--- Extracted data ---
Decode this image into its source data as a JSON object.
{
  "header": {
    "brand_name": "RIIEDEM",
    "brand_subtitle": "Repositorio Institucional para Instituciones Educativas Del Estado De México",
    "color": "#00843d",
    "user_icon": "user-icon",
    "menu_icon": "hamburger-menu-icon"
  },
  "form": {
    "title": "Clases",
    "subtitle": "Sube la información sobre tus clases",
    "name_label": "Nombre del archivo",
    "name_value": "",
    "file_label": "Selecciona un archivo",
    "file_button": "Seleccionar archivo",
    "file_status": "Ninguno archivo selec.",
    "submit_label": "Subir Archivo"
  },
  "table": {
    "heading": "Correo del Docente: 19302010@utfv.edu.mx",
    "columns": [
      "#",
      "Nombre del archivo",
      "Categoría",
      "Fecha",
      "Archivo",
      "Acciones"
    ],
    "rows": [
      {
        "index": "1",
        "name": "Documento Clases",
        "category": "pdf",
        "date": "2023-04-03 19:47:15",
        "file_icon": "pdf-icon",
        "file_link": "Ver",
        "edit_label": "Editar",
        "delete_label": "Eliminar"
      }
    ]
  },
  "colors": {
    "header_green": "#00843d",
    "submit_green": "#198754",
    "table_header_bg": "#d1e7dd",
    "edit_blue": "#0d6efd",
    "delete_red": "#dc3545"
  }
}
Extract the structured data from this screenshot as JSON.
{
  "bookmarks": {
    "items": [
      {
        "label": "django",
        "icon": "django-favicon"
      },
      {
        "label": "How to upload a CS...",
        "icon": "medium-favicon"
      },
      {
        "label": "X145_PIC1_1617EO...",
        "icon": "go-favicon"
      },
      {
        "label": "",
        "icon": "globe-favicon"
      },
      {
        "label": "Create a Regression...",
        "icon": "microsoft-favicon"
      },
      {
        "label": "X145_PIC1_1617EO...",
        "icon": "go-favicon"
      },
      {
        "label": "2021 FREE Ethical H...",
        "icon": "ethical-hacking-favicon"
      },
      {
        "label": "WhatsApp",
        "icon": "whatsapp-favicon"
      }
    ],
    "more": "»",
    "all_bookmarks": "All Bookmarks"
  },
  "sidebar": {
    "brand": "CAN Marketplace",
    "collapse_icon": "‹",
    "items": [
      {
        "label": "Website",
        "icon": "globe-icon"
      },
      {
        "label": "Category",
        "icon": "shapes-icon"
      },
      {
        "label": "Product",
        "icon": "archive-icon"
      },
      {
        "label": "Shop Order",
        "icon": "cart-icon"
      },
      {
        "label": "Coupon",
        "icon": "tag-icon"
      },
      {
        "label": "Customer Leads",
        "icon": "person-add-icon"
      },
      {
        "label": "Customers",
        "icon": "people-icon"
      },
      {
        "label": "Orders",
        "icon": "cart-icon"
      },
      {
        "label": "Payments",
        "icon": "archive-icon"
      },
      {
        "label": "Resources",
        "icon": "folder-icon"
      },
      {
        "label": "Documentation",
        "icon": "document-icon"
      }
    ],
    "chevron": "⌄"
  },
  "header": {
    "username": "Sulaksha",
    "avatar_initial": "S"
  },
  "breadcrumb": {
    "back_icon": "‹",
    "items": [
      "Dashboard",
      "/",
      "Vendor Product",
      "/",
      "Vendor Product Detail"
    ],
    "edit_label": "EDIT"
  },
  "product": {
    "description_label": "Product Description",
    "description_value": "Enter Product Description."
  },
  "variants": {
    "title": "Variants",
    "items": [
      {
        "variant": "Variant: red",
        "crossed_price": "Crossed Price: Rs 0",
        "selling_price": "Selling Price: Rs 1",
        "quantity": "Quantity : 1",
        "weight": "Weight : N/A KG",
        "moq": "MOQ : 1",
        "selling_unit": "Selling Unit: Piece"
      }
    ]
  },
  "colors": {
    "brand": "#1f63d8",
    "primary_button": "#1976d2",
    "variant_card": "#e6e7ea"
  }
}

* * *

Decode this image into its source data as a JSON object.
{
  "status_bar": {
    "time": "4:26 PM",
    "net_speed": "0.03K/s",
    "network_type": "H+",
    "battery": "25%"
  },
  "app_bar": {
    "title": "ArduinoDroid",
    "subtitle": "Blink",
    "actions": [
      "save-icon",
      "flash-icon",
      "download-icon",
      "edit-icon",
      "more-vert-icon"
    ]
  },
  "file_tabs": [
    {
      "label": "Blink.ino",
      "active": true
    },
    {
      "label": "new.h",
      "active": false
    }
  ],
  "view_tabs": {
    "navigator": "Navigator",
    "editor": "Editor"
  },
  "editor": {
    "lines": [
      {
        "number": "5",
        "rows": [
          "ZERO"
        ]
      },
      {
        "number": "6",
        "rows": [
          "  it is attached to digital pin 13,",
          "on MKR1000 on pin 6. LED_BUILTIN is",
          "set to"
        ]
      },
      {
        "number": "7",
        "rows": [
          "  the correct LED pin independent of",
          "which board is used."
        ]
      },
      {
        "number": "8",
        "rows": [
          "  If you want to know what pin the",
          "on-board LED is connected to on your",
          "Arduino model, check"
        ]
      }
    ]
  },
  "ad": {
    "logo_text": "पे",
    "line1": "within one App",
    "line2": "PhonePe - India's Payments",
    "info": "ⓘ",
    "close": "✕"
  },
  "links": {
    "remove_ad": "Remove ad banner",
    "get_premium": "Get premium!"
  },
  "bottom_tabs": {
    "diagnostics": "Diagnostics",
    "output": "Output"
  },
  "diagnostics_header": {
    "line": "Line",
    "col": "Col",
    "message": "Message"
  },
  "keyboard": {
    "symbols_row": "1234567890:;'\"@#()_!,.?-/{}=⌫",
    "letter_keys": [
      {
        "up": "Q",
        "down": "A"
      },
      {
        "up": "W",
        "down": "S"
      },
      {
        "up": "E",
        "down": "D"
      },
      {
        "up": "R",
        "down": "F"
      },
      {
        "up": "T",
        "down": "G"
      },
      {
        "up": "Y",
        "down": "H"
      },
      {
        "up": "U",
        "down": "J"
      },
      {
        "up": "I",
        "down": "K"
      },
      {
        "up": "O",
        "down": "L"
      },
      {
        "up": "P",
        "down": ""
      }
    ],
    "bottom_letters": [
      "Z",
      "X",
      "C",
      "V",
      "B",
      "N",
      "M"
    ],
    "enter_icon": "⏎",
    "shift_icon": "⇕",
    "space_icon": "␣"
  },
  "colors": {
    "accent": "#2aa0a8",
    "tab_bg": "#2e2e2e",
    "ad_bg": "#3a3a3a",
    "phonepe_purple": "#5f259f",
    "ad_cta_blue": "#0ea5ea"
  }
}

--- Requirements ---
State how many lines include the string "Vendor". Give no other information.

--- Solved exercise ---
2